• _What is being asked_: Reproduce every line in the listing that contains the word "Proficient".

Figure content listings
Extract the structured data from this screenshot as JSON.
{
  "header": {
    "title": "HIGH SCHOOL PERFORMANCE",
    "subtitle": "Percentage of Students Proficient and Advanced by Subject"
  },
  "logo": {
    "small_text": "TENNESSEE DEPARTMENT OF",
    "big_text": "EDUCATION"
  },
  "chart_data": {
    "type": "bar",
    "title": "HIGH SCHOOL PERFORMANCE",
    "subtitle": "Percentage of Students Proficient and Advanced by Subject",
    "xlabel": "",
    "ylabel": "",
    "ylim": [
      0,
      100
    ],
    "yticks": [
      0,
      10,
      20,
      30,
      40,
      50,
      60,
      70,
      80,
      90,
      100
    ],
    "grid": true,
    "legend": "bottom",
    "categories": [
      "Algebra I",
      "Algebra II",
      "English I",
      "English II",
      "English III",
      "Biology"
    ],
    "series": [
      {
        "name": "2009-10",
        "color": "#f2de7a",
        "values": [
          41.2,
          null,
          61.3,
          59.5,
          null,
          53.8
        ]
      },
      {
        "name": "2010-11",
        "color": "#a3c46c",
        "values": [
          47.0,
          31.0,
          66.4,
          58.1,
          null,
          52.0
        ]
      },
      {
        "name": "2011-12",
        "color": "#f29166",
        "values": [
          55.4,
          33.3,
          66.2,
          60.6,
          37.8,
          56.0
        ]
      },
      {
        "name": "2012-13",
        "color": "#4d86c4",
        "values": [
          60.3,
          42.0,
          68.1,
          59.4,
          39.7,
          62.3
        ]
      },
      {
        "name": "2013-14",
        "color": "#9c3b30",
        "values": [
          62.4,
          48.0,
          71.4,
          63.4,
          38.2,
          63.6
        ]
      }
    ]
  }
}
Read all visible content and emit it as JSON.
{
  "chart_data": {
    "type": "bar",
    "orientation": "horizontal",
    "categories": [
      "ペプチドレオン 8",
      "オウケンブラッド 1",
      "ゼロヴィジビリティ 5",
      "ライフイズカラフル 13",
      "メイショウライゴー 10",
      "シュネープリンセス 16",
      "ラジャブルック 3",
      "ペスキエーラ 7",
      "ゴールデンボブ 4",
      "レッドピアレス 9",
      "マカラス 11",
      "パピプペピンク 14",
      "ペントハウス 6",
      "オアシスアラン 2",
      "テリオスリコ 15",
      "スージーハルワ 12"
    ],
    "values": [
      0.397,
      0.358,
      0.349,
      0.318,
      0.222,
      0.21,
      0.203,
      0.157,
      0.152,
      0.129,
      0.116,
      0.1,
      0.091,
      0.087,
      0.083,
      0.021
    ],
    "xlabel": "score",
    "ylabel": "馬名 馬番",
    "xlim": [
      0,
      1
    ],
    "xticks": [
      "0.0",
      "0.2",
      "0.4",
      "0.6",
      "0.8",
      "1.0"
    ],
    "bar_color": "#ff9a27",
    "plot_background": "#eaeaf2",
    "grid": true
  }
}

• _Written solution_:
    "subtitle": "Percentage of Students Proficient and Advanced by Subject"
    "subtitle": "Percentage of Students Proficient and Advanced by Subject",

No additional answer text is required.